WHAT TO DO | Each entry must appear again exactly as it does in the source.

## start RECORDS TO USE

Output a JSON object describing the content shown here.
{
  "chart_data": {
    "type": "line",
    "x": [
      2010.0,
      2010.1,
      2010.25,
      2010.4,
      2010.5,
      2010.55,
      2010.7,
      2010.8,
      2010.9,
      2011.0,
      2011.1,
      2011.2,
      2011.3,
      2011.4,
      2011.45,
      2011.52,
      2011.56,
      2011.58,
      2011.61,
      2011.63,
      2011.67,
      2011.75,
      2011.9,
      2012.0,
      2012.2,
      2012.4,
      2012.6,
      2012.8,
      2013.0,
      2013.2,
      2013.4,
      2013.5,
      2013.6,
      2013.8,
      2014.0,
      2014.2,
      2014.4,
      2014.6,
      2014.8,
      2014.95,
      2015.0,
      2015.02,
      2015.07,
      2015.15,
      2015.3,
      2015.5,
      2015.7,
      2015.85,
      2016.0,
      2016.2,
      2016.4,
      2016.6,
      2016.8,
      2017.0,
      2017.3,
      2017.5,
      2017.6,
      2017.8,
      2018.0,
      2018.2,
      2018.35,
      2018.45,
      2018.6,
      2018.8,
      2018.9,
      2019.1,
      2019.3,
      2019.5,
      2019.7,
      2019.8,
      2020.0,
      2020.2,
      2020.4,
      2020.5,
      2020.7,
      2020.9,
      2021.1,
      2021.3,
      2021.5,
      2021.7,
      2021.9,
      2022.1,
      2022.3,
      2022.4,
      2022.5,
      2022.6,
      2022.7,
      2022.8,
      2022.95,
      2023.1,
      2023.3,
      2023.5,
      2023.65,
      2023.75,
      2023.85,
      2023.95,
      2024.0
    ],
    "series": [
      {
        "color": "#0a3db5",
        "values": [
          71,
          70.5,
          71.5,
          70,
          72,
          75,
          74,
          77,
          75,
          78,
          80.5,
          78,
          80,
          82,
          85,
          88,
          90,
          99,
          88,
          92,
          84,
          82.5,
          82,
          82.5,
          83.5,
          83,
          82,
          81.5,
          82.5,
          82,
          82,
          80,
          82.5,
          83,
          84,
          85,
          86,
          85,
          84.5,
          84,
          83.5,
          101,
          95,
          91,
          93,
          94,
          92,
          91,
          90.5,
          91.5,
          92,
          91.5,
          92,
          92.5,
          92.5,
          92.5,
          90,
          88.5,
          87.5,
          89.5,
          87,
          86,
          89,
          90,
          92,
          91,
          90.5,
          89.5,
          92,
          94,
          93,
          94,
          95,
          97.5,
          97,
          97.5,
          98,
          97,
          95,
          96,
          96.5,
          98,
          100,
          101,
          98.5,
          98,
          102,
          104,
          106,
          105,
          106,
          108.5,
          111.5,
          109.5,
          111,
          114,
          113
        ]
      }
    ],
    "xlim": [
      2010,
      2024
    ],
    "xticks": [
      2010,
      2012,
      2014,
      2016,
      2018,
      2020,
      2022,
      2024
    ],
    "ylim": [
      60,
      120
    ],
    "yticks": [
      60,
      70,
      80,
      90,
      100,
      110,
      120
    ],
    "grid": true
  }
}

## end RECORDS TO USE

THE RESULT |
Output a JSON object describing the content shown here.
{
  "chart_data": {
    "type": "line",
    "x": [
      2010.0,
      2010.1,
      2010.25,
      2010.4,
      2010.5,
      2010.55,
      2010.7,
      2010.8,
      2010.9,
      2011.0,
      2011.1,
      2011.2,
      2011.3,
      2011.4,
      2011.45,
      2011.52,
      2011.56,
      2011.58,
      2011.61,
      2011.63,
      2011.67,
      2011.75,
      2011.9,
      2012.0,
      2012.2,
      2012.4,
      2012.6,
      2012.8,
      2013.0,
      2013.2,
      2013.4,
      2013.5,
      2013.6,
      2013.8,
      2014.0,
      2014.2,
      2014.4,
      2014.6,
      2014.8,
      2014.95,
      2015.0,
      2015.02,
      2015.07,
      2015.15,
      2015.3,
      2015.5,
      2015.7,
      2015.85,
      2016.0,
      2016.2,
      2016.4,
      2016.6,
      2016.8,
      2017.0,
      2017.3,
      2017.5,
      2017.6,
      2017.8,
      2018.0,
      2018.2,
      2018.35,
      2018.45,
      2018.6,
      2018.8,
      2018.9,
      2019.1,
      2019.3,
      2019.5,
      2019.7,
      2019.8,
      2020.0,
      2020.2,
      2020.4,
      2020.5,
      2020.7,
      2020.9,
      2021.1,
      2021.3,
      2021.5,
      2021.7,
      2021.9,
      2022.1,
      2022.3,
      2022.4,
      2022.5,
      2022.6,
      2022.7,
      2022.8,
      2022.95,
      2023.1,
      2023.3,
      2023.5,
      2023.65,
      2023.75,
      2023.85,
      2023.95,
      2024.0
    ],
    "series": [
      {
        "color": "#0a3db5",
        "values": [
          71,
          70.5,
          71.5,
          70,
          72,
          75,
          74,
          77,
          75,
          78,
          80.5,
          78,
          80,
          82,
          85,
          88,
          90,
          99,
          88,
          92,
          84,
          82.5,
          82,
          82.5,
          83.5,
          83,
          82,
          81.5,
          82.5,
          82,
          82,
          80,
          82.5,
          83,
          84,
          85,
          86,
          85,
          84.5,
          84,
          83.5,
          101,
          95,
          91,
          93,
          94,
          92,
          91,
          90.5,
          91.5,
          92,
          91.5,
          92,
          92.5,
          92.5,
          92.5,
          90,
          88.5,
          87.5,
          89.5,
          87,
          86,
          89,
          90,
          92,
          91,
          90.5,
          89.5,
          92,
          94,
          93,
          94,
          95,
          97.5,
          97,
          97.5,
          98,
          97,
          95,
          96,
          96.5,
          98,
          100,
          101,
          98.5,
          98,
          102,
          104,
          106,
          105,
          106,
          108.5,
          111.5,
          109.5,
          111,
          114,
          113
        ]
      }
    ],
    "xlim": [
      2010,
      2024
    ],
    "xticks": [
      2010,
      2012,
      2014,
      2016,
      2018,
      2020,
      2022,
      2024
    ],
    "ylim": [
      60,
      120
    ],
    "yticks": [
      60,
      70,
      80,
      90,
      100,
      110,
      120
    ],
    "grid": true
  }
}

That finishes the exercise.